* [Text]
Hmm, gating a class behind that would be a little annoying. Instead I suggest a secondary check every time you get a critical success. If you get another crit, then you instead have performed a miracle and are now the Messiah. Optional sub-rule that you can call it over after the first, or keep going and find out if your group will have have a second chosen one (or possibly the same one chosen by two different gods).

I think it works especially well because no matter what kind of campaign you're doing, having one character randomly turn out to be the savior would be hilarious/cool.

Skellybones
May 31, 2011




Fun Shoe

My Lovely Horse posted:

Not the commoner, the level 4 Pillsbury Doughnut Warlock.

I finally remembered to get clarification on this, and it turns out I just paid 20g for a single, normal donut. Kind of anticlimactic.

My Lovely Horse
Aug 21, 2010

Definitely a Dread Rorkannu situation.

"SERVANT, I DESIRE MORTAL PLEASURES. INDULGE IN GLUTTONY ON MY BEHALF. SPARE NO EXPENSE."
[...]
"SERVANT, YOU HAVE EATEN ONE OF THE DONUTS, AND PAID THE DONUT MAKER 20 OF YOUR GOLD COINS."
"That's how much it costs!"

Zereth
Jul 9, 2003



Clearly you threw 20 gold on the counter and demanded the finest donut the shopkeeper had.

The fact that the shopkeeper did not have an unusually fine donut did not stop him from taking the money.

Splicer
Oct 16, 2006

from hell's heart I cast at thee
🧙🐀🧹🌙🪄🐸
The donut had 1,999 copper coins baked into it.

* [Objectives]
**a.** In the thread, condense the paragraph starting "Hmm, gating a class behind that" into a shorter version that keeps its main points.
**b.** Return a verbatim excerpt from the thread, beginning at the words "Definitely a Dread" and stopping after the words "the shopkeeper had.".

* [Collected material]
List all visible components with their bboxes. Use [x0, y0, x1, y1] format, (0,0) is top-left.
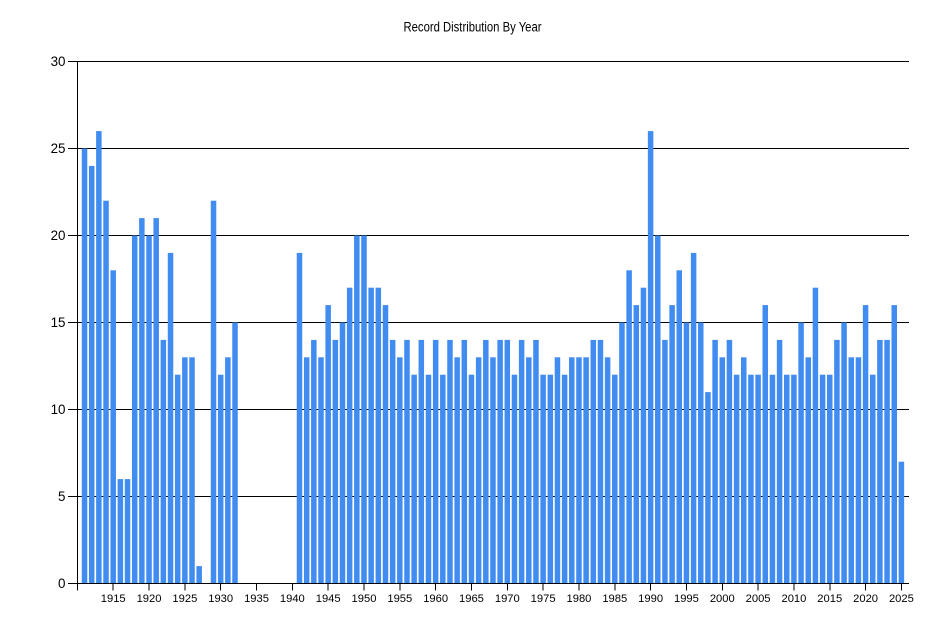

* [Problem solutions]
**a.** Instead of gating a class behind it, the writer suggests a second check after every critical success. If that check is also a crit, the character has performed a miracle and becomes the Messiah. An optional sub-rule lets the group stop after the first such character or keep going, which could produce a second chosen one or the same one chosen by two different gods.

**b.**
Definitely a Dread Rorkannu situation.

"SERVANT, I DESIRE MORTAL PLEASURES. INDULGE IN GLUTTONY ON MY BEHALF. SPARE NO EXPENSE."
[...]
"SERVANT, YOU HAVE EATEN ONE OF THE DONUTS, AND PAID THE DONUT MAKER 20 OF YOUR GOLD COINS."
"That's how much it costs!"

Zereth
Jul 9, 2003



Clearly you threw 20 gold on the counter and demanded the finest donut the shopkeeper had.